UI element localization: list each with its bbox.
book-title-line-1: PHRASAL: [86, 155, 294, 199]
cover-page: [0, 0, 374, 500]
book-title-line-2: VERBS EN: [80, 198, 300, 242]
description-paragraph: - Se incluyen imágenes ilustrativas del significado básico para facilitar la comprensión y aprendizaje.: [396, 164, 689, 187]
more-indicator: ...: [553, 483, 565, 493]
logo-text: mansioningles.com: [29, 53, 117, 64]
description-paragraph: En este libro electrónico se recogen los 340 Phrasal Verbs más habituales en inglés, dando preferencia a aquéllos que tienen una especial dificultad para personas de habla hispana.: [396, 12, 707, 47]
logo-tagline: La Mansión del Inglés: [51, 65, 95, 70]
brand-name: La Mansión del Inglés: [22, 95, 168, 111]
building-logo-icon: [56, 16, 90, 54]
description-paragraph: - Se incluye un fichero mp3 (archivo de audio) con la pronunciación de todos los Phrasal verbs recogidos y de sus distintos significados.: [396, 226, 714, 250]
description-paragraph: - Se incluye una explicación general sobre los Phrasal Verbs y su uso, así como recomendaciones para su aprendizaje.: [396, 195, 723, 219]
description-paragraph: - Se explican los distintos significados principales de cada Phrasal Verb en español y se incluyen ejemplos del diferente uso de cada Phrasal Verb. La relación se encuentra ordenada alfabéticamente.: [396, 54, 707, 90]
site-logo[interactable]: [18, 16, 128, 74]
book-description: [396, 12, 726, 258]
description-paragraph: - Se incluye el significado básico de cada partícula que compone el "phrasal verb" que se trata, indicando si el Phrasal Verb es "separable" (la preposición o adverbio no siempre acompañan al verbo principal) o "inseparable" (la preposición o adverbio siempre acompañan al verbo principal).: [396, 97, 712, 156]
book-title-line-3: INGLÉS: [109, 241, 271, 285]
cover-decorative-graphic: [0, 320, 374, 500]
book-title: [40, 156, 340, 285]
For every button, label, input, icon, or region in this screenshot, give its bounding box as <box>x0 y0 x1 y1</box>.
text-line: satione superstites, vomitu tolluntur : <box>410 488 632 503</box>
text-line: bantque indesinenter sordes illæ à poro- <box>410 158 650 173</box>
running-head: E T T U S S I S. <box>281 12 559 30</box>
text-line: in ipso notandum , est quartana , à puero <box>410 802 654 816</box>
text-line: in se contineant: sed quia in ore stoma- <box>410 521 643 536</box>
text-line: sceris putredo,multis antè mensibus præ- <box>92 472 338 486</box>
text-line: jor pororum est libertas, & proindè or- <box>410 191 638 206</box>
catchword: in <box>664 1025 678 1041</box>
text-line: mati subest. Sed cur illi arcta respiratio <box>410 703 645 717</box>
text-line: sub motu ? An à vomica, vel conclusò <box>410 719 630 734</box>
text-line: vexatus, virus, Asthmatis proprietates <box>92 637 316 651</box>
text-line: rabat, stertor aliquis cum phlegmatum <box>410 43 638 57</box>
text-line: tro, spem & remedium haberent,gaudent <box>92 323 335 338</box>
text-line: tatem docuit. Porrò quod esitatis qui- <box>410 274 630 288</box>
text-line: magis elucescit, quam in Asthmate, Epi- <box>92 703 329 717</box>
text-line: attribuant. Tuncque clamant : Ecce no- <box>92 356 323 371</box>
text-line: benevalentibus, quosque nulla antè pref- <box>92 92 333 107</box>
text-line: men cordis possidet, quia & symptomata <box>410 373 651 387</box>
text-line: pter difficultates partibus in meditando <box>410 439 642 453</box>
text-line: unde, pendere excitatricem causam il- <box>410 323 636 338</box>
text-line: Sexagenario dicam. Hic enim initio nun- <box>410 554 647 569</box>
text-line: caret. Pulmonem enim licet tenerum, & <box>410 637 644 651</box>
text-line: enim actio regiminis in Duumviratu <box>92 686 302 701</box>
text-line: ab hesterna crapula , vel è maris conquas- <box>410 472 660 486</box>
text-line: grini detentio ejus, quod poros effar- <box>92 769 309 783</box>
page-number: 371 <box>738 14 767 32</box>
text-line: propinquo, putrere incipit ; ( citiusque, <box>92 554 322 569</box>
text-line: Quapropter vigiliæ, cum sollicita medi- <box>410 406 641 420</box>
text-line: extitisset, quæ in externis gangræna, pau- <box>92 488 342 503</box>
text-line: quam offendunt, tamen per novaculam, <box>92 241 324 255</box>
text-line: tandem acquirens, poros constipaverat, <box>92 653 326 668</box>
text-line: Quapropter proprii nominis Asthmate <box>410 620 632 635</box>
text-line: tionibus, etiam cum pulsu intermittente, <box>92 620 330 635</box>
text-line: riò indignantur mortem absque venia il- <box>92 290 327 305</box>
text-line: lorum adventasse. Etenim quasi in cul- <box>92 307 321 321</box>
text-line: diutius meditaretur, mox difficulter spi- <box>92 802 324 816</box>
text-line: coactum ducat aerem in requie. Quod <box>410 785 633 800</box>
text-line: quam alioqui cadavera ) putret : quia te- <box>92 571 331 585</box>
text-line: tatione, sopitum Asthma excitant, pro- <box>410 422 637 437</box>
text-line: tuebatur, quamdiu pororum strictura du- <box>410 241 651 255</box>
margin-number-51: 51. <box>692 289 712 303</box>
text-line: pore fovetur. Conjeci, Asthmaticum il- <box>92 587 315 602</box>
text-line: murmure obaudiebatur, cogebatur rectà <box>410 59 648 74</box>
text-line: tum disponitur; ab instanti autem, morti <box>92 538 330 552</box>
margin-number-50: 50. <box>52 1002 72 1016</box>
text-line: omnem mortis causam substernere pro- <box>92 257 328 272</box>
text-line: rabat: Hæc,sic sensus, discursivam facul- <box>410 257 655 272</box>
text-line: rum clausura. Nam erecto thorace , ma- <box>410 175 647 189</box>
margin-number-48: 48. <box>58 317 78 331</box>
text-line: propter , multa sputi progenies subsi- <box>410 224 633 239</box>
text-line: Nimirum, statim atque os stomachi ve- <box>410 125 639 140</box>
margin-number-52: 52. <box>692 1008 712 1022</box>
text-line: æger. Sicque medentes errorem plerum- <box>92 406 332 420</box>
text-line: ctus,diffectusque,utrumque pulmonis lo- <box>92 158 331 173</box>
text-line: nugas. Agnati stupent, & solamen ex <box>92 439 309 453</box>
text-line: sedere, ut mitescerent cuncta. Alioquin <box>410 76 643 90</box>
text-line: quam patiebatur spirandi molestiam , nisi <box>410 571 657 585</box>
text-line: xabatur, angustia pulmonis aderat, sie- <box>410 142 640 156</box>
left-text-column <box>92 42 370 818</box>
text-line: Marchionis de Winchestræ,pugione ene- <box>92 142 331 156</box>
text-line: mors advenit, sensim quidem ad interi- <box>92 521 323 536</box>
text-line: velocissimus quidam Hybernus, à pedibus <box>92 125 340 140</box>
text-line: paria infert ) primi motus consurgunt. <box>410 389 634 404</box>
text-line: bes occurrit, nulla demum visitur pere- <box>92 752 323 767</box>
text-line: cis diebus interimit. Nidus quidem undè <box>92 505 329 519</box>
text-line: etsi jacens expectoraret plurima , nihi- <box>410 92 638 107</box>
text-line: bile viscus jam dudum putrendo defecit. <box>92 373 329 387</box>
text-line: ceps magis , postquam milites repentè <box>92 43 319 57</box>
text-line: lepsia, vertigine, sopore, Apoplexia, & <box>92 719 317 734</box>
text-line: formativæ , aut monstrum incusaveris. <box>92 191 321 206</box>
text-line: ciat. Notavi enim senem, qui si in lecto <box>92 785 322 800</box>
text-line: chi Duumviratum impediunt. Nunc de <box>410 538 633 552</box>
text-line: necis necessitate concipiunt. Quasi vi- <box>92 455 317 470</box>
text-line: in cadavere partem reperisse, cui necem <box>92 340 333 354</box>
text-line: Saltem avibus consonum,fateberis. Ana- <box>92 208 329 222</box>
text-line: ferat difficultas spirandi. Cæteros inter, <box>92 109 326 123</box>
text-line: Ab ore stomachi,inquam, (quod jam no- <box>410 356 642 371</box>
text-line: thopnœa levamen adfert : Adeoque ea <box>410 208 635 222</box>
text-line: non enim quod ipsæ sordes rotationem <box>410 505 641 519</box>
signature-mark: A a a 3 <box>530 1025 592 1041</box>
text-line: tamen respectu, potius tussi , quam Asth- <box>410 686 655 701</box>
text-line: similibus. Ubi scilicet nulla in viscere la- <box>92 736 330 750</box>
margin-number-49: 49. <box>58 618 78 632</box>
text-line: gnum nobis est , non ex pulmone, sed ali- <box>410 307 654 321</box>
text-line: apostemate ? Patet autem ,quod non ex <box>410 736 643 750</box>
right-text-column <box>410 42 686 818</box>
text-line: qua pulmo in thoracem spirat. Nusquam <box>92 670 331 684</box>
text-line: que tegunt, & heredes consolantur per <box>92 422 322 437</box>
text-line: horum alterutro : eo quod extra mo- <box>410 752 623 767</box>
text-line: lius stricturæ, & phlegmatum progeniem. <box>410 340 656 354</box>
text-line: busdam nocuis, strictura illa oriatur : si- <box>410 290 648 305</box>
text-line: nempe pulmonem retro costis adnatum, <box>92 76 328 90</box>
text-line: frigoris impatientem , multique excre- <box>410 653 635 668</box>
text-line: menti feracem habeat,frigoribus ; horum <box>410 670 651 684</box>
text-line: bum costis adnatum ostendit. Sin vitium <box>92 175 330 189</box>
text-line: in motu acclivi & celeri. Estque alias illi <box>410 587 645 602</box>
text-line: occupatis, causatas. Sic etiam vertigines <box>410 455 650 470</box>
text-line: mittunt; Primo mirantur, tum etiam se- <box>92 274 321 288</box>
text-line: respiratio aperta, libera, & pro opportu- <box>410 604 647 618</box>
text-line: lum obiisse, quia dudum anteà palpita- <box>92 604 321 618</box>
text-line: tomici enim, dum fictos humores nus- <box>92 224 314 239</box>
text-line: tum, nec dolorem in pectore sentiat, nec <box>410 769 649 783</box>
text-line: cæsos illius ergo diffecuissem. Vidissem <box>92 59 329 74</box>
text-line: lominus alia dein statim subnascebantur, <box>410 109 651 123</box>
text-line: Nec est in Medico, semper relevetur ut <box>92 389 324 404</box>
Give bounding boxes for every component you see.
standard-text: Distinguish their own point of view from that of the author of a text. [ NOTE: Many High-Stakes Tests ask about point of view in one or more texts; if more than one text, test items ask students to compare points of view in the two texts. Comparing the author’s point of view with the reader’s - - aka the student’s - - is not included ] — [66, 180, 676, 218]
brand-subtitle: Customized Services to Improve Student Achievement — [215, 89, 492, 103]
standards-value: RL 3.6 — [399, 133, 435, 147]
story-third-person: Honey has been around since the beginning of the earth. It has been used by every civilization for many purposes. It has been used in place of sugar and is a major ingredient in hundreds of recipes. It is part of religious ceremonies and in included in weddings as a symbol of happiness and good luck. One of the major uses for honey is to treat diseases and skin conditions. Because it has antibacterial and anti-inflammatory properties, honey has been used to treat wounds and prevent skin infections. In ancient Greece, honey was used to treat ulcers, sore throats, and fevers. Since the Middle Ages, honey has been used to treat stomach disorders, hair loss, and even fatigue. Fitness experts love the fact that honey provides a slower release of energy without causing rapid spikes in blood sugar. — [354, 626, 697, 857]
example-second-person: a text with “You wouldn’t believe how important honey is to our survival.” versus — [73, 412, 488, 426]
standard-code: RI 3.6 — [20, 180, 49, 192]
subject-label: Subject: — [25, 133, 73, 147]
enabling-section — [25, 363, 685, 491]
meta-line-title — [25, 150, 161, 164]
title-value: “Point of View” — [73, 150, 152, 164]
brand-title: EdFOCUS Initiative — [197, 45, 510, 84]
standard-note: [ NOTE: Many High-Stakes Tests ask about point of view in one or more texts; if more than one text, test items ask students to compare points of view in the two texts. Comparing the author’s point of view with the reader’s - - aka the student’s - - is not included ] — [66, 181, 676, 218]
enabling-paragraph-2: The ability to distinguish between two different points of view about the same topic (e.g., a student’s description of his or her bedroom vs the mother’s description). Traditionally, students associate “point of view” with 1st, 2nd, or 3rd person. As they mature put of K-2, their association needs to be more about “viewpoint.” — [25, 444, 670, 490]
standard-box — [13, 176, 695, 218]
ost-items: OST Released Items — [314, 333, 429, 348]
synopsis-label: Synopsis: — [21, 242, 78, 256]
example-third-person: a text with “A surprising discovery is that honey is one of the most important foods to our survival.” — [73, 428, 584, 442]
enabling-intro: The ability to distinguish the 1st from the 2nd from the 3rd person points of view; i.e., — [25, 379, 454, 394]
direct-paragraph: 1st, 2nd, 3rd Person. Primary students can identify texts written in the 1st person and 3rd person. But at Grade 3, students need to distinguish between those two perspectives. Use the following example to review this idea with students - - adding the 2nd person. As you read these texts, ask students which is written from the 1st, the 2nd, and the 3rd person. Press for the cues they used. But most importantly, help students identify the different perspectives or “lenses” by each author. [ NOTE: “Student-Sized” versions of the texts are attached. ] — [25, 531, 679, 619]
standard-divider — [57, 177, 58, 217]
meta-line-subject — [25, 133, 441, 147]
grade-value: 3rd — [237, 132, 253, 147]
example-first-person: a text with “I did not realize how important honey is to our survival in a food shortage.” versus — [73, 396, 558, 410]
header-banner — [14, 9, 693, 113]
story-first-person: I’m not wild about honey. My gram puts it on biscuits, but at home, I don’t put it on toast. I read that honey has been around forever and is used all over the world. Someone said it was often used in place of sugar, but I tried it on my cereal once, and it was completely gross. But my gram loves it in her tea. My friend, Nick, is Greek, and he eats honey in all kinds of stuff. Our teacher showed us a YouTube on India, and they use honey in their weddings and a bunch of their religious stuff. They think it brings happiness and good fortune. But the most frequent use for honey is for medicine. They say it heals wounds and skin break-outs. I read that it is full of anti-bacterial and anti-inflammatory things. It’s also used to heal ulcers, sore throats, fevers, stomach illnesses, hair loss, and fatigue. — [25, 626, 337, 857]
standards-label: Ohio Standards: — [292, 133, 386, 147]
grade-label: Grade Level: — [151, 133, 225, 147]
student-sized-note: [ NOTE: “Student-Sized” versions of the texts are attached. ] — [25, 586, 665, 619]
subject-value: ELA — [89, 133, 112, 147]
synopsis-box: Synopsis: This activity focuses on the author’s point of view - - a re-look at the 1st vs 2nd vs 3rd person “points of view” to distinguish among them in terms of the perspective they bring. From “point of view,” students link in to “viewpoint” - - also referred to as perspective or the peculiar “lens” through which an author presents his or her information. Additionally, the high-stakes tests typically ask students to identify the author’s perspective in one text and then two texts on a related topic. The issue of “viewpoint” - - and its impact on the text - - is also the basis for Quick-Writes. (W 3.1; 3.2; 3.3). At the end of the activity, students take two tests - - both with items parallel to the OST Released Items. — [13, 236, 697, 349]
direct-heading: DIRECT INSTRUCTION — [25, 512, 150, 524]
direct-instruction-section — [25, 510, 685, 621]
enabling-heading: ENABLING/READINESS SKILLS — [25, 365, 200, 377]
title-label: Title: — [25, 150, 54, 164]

****************************************

State how many lines above contain the string "bounding", with no other words.

2